____ Working data

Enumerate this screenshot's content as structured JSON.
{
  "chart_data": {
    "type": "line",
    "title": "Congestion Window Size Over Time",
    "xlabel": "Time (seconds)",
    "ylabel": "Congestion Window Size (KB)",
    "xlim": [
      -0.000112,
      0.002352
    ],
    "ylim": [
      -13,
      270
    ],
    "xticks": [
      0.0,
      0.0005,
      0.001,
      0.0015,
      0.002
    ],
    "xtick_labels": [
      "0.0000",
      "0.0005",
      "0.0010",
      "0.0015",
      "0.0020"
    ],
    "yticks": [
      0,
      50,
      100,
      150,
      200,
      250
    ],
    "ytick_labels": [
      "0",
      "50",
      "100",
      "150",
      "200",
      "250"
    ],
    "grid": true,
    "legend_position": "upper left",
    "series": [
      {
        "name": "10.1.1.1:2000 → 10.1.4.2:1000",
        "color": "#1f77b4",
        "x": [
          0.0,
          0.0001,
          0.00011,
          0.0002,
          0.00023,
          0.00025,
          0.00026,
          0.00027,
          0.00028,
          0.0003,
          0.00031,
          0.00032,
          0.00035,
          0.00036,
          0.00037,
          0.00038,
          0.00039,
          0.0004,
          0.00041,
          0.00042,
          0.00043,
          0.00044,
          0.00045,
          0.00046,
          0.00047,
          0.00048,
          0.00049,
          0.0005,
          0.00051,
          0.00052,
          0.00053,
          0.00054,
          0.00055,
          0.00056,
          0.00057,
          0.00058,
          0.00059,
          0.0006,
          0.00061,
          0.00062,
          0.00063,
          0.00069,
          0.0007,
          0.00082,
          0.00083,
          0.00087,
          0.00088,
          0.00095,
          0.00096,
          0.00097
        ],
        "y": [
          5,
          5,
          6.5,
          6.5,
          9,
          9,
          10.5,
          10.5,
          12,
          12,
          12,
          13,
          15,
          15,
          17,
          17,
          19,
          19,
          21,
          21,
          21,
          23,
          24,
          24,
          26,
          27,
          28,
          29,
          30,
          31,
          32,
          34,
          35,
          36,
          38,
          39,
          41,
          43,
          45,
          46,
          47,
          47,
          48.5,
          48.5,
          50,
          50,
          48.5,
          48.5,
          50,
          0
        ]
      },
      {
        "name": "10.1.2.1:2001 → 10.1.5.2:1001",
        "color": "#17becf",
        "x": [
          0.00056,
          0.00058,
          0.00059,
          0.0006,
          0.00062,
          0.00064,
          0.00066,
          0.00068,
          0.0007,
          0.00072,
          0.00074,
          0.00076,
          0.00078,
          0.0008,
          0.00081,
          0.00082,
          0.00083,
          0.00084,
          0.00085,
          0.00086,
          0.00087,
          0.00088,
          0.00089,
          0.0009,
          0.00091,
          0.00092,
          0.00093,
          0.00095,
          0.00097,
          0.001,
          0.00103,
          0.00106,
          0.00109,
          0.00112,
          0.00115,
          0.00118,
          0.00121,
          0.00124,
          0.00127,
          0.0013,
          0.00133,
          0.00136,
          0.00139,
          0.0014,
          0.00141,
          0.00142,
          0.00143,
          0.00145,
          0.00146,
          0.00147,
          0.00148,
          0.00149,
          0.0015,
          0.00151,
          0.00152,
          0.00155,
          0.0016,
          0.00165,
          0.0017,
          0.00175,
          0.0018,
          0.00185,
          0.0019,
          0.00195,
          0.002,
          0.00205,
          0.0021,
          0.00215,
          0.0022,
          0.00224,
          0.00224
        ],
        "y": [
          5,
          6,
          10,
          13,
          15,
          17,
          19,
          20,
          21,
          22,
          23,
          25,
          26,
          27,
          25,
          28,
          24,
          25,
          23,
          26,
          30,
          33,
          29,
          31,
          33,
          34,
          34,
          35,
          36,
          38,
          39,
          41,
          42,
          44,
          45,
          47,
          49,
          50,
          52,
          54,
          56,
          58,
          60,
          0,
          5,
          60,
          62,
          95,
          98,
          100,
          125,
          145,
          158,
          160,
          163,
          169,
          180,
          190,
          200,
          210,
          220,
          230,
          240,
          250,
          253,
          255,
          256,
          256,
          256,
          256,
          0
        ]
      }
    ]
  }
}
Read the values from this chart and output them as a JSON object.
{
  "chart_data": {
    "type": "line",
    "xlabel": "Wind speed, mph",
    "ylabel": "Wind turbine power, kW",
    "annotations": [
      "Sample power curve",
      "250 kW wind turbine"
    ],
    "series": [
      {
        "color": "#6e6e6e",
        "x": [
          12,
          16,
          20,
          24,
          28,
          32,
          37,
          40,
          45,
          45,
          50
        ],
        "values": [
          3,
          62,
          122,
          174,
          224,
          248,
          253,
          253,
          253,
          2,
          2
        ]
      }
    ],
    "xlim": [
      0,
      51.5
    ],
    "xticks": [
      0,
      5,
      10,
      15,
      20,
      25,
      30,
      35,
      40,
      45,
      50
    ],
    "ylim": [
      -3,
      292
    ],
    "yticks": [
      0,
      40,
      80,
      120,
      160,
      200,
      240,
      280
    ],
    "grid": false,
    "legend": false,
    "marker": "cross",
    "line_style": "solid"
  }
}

________

Task description
Find the lines above holding the word "values" and show them.

Response to this task
Read the values from this chart and output them as a JSON object.
        "values": [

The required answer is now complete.